Stored records |
****************

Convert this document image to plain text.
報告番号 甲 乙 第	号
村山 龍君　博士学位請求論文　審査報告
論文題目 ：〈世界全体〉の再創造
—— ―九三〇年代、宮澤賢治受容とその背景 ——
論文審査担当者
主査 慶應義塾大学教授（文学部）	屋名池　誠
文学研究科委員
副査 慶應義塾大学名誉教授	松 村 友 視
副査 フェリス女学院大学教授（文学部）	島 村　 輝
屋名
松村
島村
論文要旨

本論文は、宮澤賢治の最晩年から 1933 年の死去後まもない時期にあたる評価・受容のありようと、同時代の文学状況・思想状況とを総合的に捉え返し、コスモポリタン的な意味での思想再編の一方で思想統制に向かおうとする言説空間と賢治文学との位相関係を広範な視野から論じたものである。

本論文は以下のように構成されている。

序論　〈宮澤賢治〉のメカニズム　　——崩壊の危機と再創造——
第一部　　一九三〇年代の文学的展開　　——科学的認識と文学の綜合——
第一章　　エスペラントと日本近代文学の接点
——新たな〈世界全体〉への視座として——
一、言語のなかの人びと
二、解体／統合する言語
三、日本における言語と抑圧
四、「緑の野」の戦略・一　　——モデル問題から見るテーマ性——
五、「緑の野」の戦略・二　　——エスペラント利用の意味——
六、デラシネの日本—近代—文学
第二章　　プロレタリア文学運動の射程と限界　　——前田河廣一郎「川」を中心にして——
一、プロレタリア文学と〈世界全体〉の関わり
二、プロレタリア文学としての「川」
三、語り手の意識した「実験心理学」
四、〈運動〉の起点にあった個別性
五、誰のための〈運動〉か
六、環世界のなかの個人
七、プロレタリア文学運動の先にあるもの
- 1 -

****************

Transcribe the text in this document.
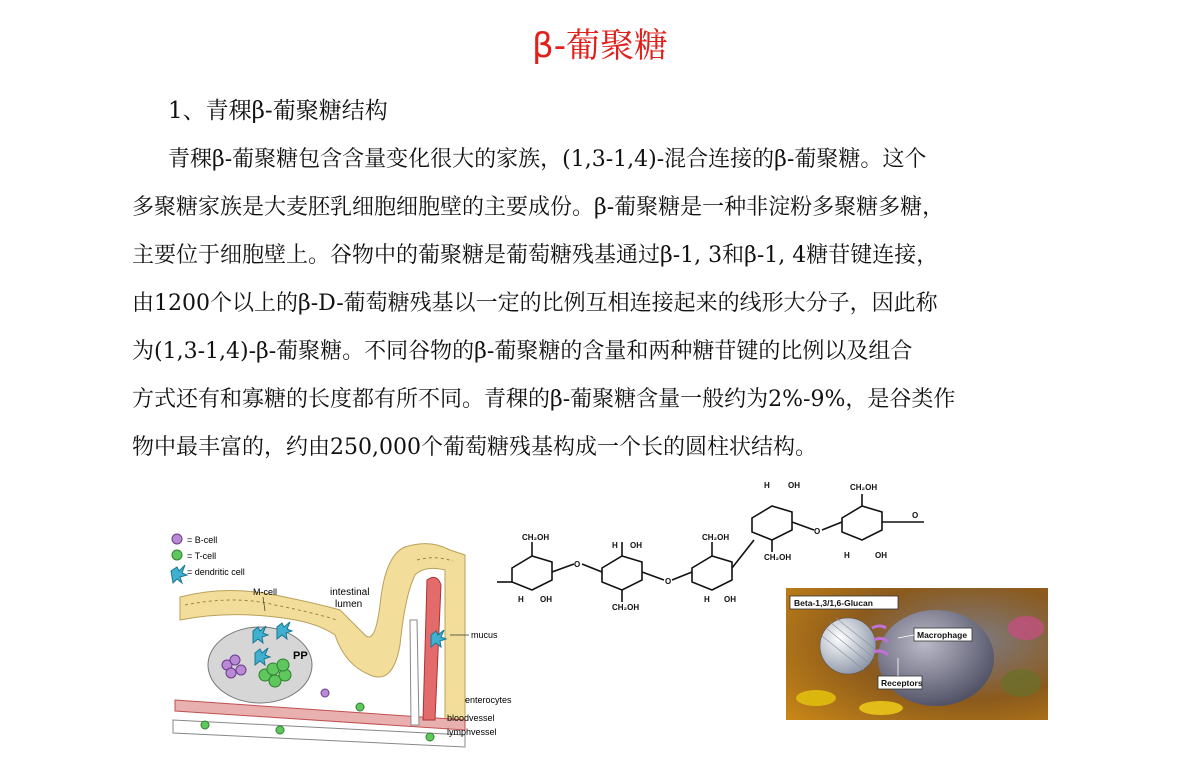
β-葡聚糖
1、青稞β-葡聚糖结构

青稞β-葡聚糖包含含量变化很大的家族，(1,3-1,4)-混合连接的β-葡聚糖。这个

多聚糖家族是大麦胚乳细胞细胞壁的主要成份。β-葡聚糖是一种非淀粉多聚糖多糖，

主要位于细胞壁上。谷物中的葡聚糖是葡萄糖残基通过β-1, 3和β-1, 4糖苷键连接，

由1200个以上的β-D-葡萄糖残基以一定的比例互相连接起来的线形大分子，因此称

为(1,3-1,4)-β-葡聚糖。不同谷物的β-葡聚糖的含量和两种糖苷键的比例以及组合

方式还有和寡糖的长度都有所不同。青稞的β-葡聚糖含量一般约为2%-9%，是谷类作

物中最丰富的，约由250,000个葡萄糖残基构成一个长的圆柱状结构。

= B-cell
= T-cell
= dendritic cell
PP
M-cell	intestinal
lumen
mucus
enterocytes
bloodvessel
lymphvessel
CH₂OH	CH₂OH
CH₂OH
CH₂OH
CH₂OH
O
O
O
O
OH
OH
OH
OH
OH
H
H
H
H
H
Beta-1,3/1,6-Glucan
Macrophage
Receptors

****************

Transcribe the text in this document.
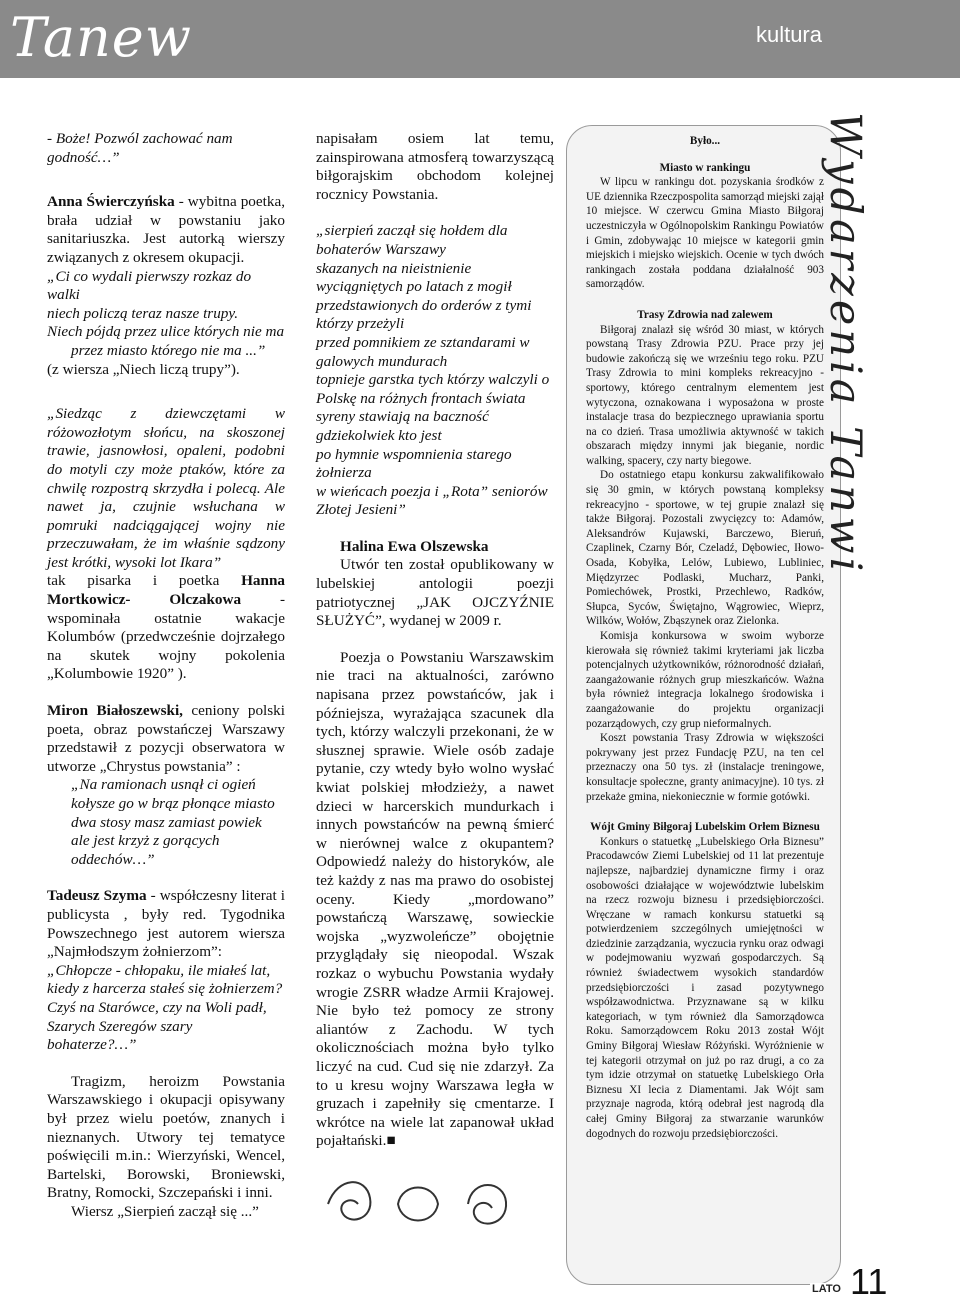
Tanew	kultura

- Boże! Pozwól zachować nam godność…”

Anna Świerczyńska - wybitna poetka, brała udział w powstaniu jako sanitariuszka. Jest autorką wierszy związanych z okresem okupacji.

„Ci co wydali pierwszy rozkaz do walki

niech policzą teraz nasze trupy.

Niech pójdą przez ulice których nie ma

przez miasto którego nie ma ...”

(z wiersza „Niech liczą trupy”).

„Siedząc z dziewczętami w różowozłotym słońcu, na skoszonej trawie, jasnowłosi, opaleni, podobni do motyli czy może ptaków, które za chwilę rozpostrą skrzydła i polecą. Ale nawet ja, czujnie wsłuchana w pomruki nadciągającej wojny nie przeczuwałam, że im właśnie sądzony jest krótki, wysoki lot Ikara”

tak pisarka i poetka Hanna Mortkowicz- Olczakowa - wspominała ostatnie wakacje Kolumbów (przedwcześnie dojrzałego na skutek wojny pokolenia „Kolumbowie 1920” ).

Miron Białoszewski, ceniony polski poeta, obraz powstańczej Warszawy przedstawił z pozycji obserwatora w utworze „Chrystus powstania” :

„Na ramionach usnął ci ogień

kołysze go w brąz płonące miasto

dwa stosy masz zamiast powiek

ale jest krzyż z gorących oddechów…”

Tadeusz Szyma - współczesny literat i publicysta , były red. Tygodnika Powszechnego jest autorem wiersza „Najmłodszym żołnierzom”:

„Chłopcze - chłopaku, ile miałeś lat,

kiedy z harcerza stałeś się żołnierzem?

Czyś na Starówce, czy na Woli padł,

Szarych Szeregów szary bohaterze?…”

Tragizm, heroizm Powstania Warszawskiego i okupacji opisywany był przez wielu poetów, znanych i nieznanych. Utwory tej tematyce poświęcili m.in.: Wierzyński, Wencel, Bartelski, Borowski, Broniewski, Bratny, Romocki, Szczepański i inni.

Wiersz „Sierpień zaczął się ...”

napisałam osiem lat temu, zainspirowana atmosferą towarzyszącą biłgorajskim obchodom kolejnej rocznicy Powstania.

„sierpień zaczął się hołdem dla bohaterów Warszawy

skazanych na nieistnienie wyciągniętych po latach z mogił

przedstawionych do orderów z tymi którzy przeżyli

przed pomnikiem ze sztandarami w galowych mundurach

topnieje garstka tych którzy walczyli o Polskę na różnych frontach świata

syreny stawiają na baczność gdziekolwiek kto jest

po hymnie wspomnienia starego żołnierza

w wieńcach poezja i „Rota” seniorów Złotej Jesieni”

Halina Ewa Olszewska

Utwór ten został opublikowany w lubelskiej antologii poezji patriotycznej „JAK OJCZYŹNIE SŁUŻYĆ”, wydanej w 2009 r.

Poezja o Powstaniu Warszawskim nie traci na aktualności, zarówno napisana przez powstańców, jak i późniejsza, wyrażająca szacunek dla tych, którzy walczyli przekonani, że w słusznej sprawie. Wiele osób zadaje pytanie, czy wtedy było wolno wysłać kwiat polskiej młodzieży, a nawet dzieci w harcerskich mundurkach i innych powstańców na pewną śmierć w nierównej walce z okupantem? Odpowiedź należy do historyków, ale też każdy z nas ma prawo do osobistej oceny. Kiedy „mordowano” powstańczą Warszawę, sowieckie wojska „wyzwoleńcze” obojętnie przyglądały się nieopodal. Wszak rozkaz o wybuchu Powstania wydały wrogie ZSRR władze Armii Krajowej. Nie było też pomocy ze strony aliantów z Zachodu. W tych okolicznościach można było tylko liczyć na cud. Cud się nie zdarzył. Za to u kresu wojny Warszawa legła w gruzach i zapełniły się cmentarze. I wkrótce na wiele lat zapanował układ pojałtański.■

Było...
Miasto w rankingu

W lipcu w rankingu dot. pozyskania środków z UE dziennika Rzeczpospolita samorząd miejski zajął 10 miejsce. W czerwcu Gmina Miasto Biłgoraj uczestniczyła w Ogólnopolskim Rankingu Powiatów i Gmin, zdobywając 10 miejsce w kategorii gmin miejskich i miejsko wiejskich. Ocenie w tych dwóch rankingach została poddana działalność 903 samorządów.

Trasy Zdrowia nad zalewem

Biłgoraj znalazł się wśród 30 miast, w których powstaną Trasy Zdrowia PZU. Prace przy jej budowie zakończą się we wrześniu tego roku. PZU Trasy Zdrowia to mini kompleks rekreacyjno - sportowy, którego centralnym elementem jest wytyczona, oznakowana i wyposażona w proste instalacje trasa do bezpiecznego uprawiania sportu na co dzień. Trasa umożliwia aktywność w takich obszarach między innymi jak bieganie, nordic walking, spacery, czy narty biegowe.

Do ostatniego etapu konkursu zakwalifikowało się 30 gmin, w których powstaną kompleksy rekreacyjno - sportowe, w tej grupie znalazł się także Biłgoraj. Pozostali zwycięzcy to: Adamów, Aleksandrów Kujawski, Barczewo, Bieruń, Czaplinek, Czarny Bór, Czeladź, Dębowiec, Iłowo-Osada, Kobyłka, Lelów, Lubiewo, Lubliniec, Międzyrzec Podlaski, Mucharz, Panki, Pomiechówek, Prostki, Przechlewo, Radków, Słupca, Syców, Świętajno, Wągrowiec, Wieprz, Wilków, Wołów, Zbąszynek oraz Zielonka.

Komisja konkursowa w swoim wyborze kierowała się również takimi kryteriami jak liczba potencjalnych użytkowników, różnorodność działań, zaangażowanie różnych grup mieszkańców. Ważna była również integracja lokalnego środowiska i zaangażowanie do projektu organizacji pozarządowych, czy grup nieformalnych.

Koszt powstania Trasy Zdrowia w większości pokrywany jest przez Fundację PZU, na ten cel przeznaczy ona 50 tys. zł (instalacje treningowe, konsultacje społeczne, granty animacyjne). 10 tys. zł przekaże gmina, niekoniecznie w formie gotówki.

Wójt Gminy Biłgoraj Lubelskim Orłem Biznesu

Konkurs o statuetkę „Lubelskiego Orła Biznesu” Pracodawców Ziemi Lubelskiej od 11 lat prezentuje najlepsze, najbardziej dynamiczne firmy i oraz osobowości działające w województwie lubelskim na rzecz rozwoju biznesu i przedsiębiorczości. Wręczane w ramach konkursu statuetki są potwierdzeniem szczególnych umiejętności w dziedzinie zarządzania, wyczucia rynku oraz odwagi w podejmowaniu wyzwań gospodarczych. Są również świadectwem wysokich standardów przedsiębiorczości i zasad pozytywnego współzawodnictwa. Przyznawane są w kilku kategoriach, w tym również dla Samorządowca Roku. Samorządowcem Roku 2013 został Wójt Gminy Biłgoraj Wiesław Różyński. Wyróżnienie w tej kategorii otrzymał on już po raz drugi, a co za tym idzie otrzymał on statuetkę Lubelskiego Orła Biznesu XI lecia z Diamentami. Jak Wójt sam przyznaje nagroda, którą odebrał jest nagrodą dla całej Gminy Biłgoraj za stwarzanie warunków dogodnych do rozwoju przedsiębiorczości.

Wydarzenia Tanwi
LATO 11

****************

PROBLEM DETAILS | Among the lines above, how many contain the string "wiersza"? State the number alone.

THE RESULT | 2